§ ASSIGNED TASK: The lines below that include the word "JSON" are to be reported.

+++ EXERCISE INPUTS

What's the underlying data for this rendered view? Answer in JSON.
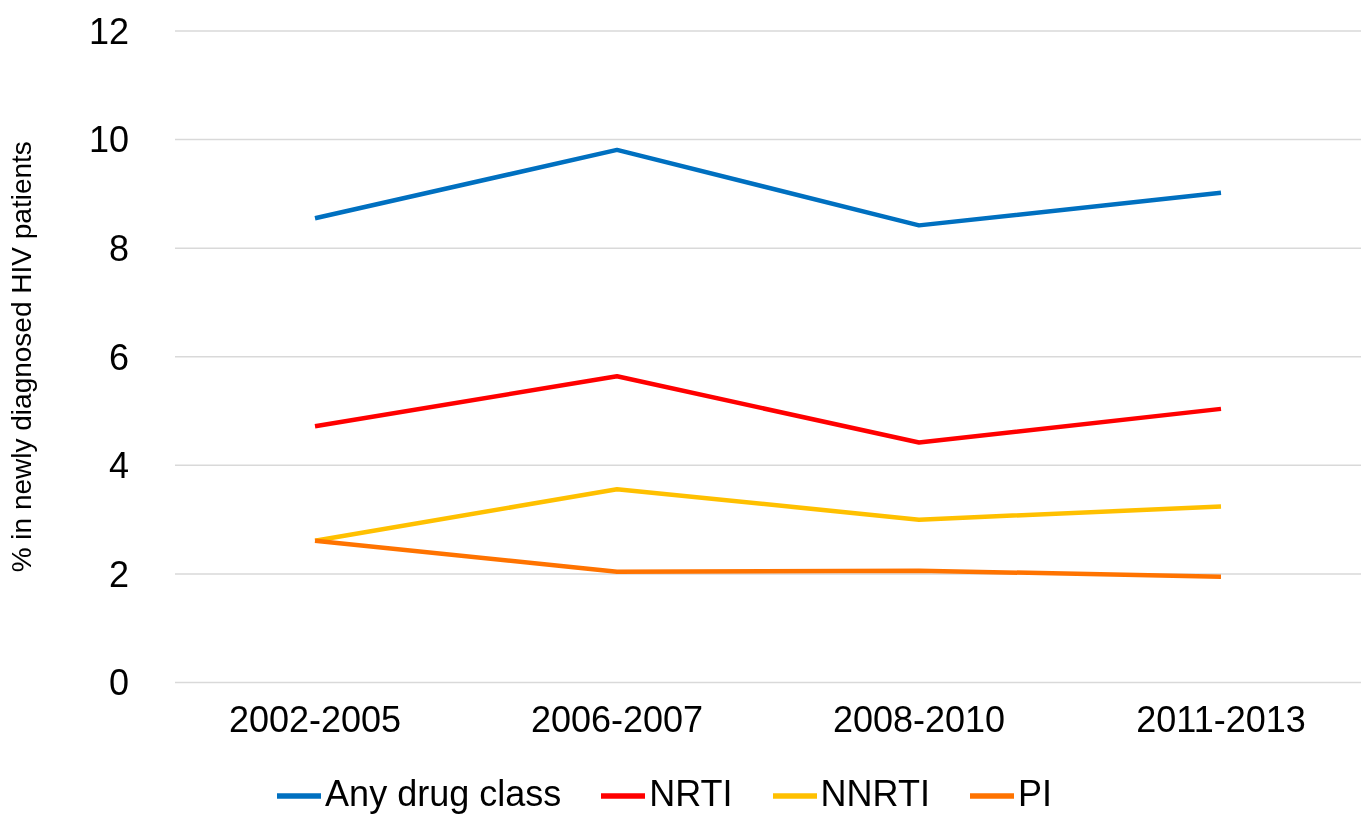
{
  "chart_data": {
    "type": "line",
    "ylabel": "% in newly diagnosed HIV patients",
    "categories": [
      "2002-2005",
      "2006-2007",
      "2008-2010",
      "2011-2013"
    ],
    "series": [
      {
        "name": "Any drug class",
        "color": "#0070c0",
        "values": [
          8.55,
          9.81,
          8.42,
          9.02
        ]
      },
      {
        "name": "NRTI",
        "color": "#ff0000",
        "values": [
          4.72,
          5.64,
          4.42,
          5.04
        ]
      },
      {
        "name": "NNRTI",
        "color": "#ffc000",
        "values": [
          2.61,
          3.56,
          3.0,
          3.24
        ]
      },
      {
        "name": "PI",
        "color": "#ff7300",
        "values": [
          2.61,
          2.04,
          2.06,
          1.95
        ]
      }
    ],
    "ylim": [
      0,
      12
    ],
    "yticks": [
      0,
      2,
      4,
      6,
      8,
      10,
      12
    ],
    "grid": "y",
    "legend": "bottom",
    "marker": "none",
    "line_style": "solid"
  }
}
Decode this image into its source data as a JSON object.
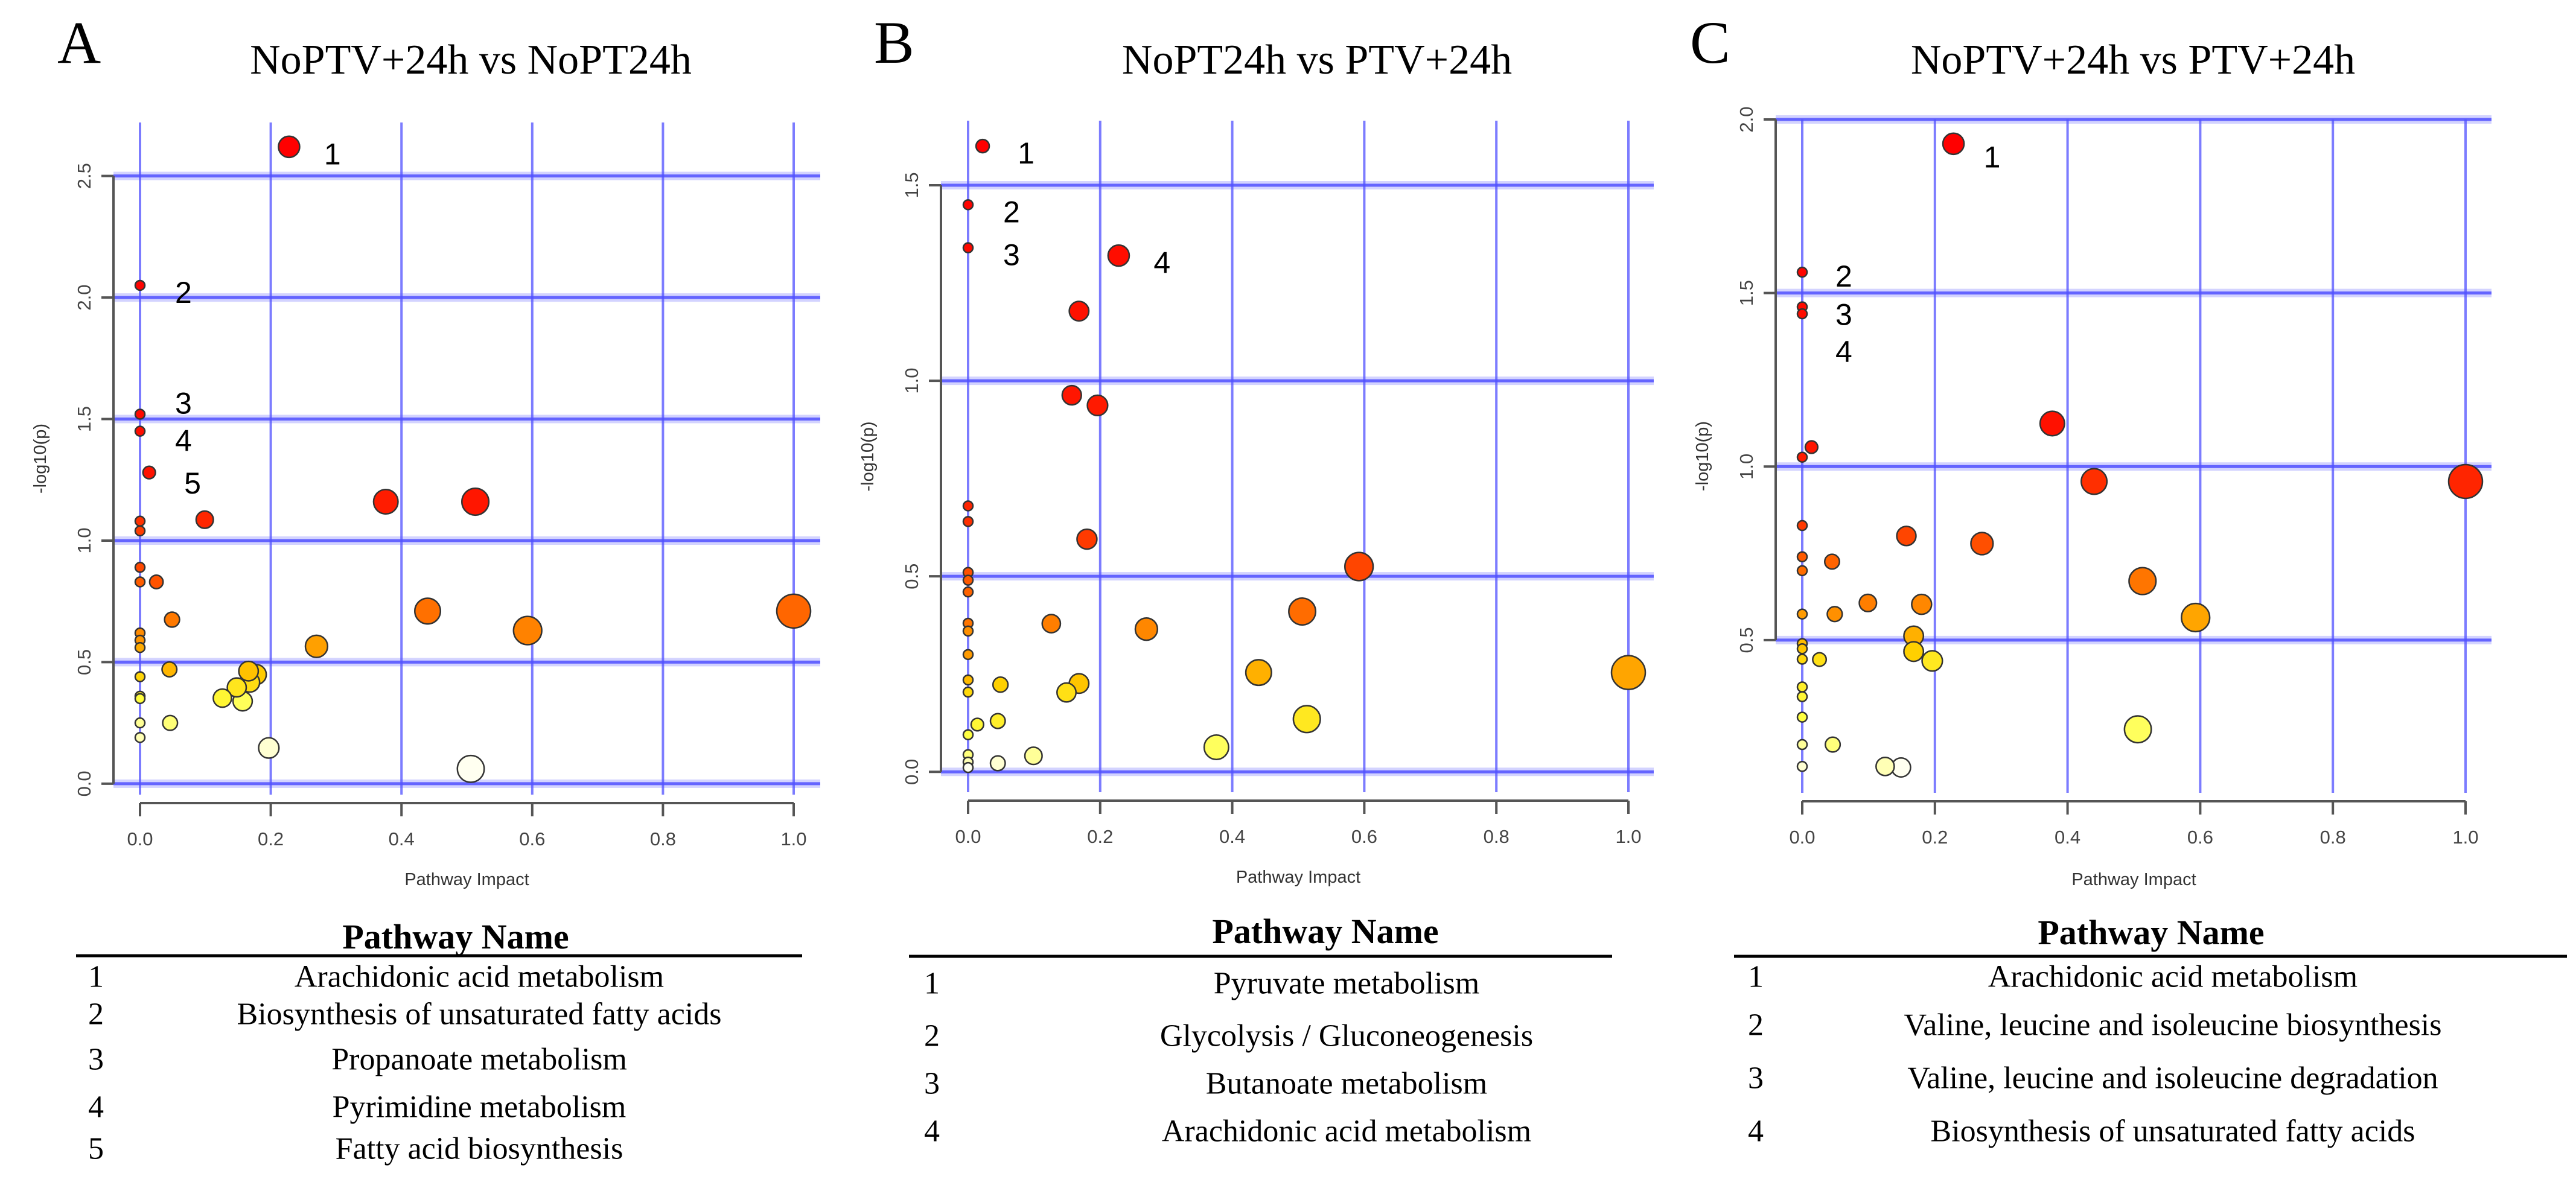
{
  "panels": [
    {
      "letter": "A",
      "table": {
        "header": "Pathway Name",
        "rows": [
          {
            "num": "1",
            "name": "Arachidonic acid metabolism"
          },
          {
            "num": "2",
            "name": "Biosynthesis of unsaturated fatty acids"
          },
          {
            "num": "3",
            "name": "Propanoate metabolism"
          },
          {
            "num": "4",
            "name": "Pyrimidine metabolism"
          },
          {
            "num": "5",
            "name": "Fatty acid biosynthesis"
          }
        ]
      }
    },
    {
      "letter": "B",
      "table": {
        "header": "Pathway Name",
        "rows": [
          {
            "num": "1",
            "name": "Pyruvate metabolism"
          },
          {
            "num": "2",
            "name": "Glycolysis / Gluconeogenesis"
          },
          {
            "num": "3",
            "name": "Butanoate metabolism"
          },
          {
            "num": "4",
            "name": "Arachidonic acid metabolism"
          }
        ]
      }
    },
    {
      "letter": "C",
      "table": {
        "header": "Pathway Name",
        "rows": [
          {
            "num": "1",
            "name": "Arachidonic acid metabolism"
          },
          {
            "num": "2",
            "name": "Valine, leucine and isoleucine biosynthesis"
          },
          {
            "num": "3",
            "name": "Valine, leucine and isoleucine degradation"
          },
          {
            "num": "4",
            "name": "Biosynthesis of unsaturated fatty acids"
          }
        ]
      }
    }
  ],
  "colors": {
    "grid": "#5050ff",
    "axis": "#555555",
    "point_stroke": "#333333",
    "heat": [
      "#fffff0",
      "#ffff40",
      "#ffd000",
      "#ff9000",
      "#ff5a00",
      "#ff1a00",
      "#ff0000"
    ]
  },
  "chart_data": [
    {
      "type": "scatter",
      "title": "NoPTV+24h vs NoPT24h",
      "xlabel": "Pathway Impact",
      "ylabel": "-log10(p)",
      "xlim": [
        0,
        1
      ],
      "ylim": [
        -0.045,
        2.72
      ],
      "grid": true,
      "x_ticks": [
        "0.0",
        "0.2",
        "0.4",
        "0.6",
        "0.8",
        "1.0"
      ],
      "y_ticks": [
        "0.0",
        "0.5",
        "1.0",
        "1.5",
        "2.0",
        "2.5"
      ],
      "points": [
        [
          0.228,
          2.62,
          "1"
        ],
        [
          0,
          2.05,
          "2"
        ],
        [
          0,
          1.52,
          "3"
        ],
        [
          0,
          1.45,
          "4"
        ],
        [
          0.014,
          1.28,
          "5"
        ],
        [
          0.376,
          1.16
        ],
        [
          0.513,
          1.16
        ],
        [
          0.099,
          1.086
        ],
        [
          0,
          1.08
        ],
        [
          0,
          1.04
        ],
        [
          0,
          0.89
        ],
        [
          0,
          0.83
        ],
        [
          0.025,
          0.83
        ],
        [
          0.44,
          0.71
        ],
        [
          0.049,
          0.675
        ],
        [
          0.593,
          0.63
        ],
        [
          1.0,
          0.71
        ],
        [
          0,
          0.62
        ],
        [
          0,
          0.59
        ],
        [
          0,
          0.56
        ],
        [
          0.27,
          0.565
        ],
        [
          0.045,
          0.47
        ],
        [
          0,
          0.44
        ],
        [
          0.166,
          0.463
        ],
        [
          0.178,
          0.449
        ],
        [
          0.168,
          0.417
        ],
        [
          0.148,
          0.396
        ],
        [
          0.126,
          0.352
        ],
        [
          0.157,
          0.339
        ],
        [
          0,
          0.36
        ],
        [
          0,
          0.35
        ],
        [
          0,
          0.25
        ],
        [
          0.046,
          0.25
        ],
        [
          0,
          0.19
        ],
        [
          0.197,
          0.147
        ],
        [
          0.506,
          0.061
        ]
      ]
    },
    {
      "type": "scatter",
      "title": "NoPT24h vs PTV+24h",
      "xlabel": "Pathway Impact",
      "ylabel": "-log10(p)",
      "xlim": [
        0,
        1
      ],
      "ylim": [
        -0.052,
        1.665
      ],
      "grid": true,
      "x_ticks": [
        "0.0",
        "0.2",
        "0.4",
        "0.6",
        "0.8",
        "1.0"
      ],
      "y_ticks": [
        "0.0",
        "0.5",
        "1.0",
        "1.5"
      ],
      "points": [
        [
          0.022,
          1.6,
          "1"
        ],
        [
          0,
          1.45,
          "2"
        ],
        [
          0,
          1.34,
          "3"
        ],
        [
          0.228,
          1.32,
          "4"
        ],
        [
          0.168,
          1.178
        ],
        [
          0.157,
          0.963
        ],
        [
          0.196,
          0.937
        ],
        [
          0,
          0.68
        ],
        [
          0,
          0.64
        ],
        [
          0.18,
          0.595
        ],
        [
          0.592,
          0.525
        ],
        [
          0,
          0.51
        ],
        [
          0,
          0.49
        ],
        [
          0,
          0.46
        ],
        [
          0.506,
          0.41
        ],
        [
          0.126,
          0.379
        ],
        [
          0.27,
          0.365
        ],
        [
          0,
          0.38
        ],
        [
          0,
          0.36
        ],
        [
          0,
          0.3
        ],
        [
          0.44,
          0.254
        ],
        [
          1.0,
          0.254
        ],
        [
          0,
          0.235
        ],
        [
          0,
          0.204
        ],
        [
          0.049,
          0.223
        ],
        [
          0.168,
          0.226
        ],
        [
          0.149,
          0.203
        ],
        [
          0.513,
          0.135
        ],
        [
          0.014,
          0.121
        ],
        [
          0.045,
          0.13
        ],
        [
          0,
          0.095
        ],
        [
          0.376,
          0.063
        ],
        [
          0.099,
          0.041
        ],
        [
          0.045,
          0.022
        ],
        [
          0,
          0.044
        ],
        [
          0,
          0.025
        ],
        [
          0,
          0.011
        ]
      ]
    },
    {
      "type": "scatter",
      "title": "NoPTV+24h vs PTV+24h",
      "xlabel": "Pathway Impact",
      "ylabel": "-log10(p)",
      "xlim": [
        0,
        1
      ],
      "ylim": [
        0.06,
        2.0
      ],
      "grid": true,
      "x_ticks": [
        "0.0",
        "0.2",
        "0.4",
        "0.6",
        "0.8",
        "1.0"
      ],
      "y_ticks": [
        "0.5",
        "1.0",
        "1.5",
        "2.0"
      ],
      "points": [
        [
          0.228,
          1.93,
          "1"
        ],
        [
          0,
          1.56,
          "2"
        ],
        [
          0,
          1.46,
          "3"
        ],
        [
          0,
          1.44,
          "4"
        ],
        [
          0.377,
          1.124
        ],
        [
          0.014,
          1.056
        ],
        [
          0,
          1.027
        ],
        [
          0.44,
          0.957
        ],
        [
          1.0,
          0.957
        ],
        [
          0,
          0.83
        ],
        [
          0.157,
          0.8
        ],
        [
          0.271,
          0.778
        ],
        [
          0,
          0.74
        ],
        [
          0,
          0.7
        ],
        [
          0.045,
          0.726
        ],
        [
          0.513,
          0.67
        ],
        [
          0.099,
          0.607
        ],
        [
          0.18,
          0.603
        ],
        [
          0,
          0.575
        ],
        [
          0.049,
          0.575
        ],
        [
          0.593,
          0.565
        ],
        [
          0.168,
          0.512
        ],
        [
          0,
          0.49
        ],
        [
          0,
          0.475
        ],
        [
          0,
          0.445
        ],
        [
          0.168,
          0.467
        ],
        [
          0.026,
          0.444
        ],
        [
          0.196,
          0.44
        ],
        [
          0,
          0.365
        ],
        [
          0,
          0.337
        ],
        [
          0,
          0.278
        ],
        [
          0.506,
          0.243
        ],
        [
          0,
          0.199
        ],
        [
          0.046,
          0.199
        ],
        [
          0,
          0.136
        ],
        [
          0.125,
          0.136
        ],
        [
          0.149,
          0.133
        ]
      ]
    }
  ]
}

++++++

§ OUTPUT:
What's the underlying data for this rendered view? Answer in JSON.
Decode this image into its source data as a JSON object.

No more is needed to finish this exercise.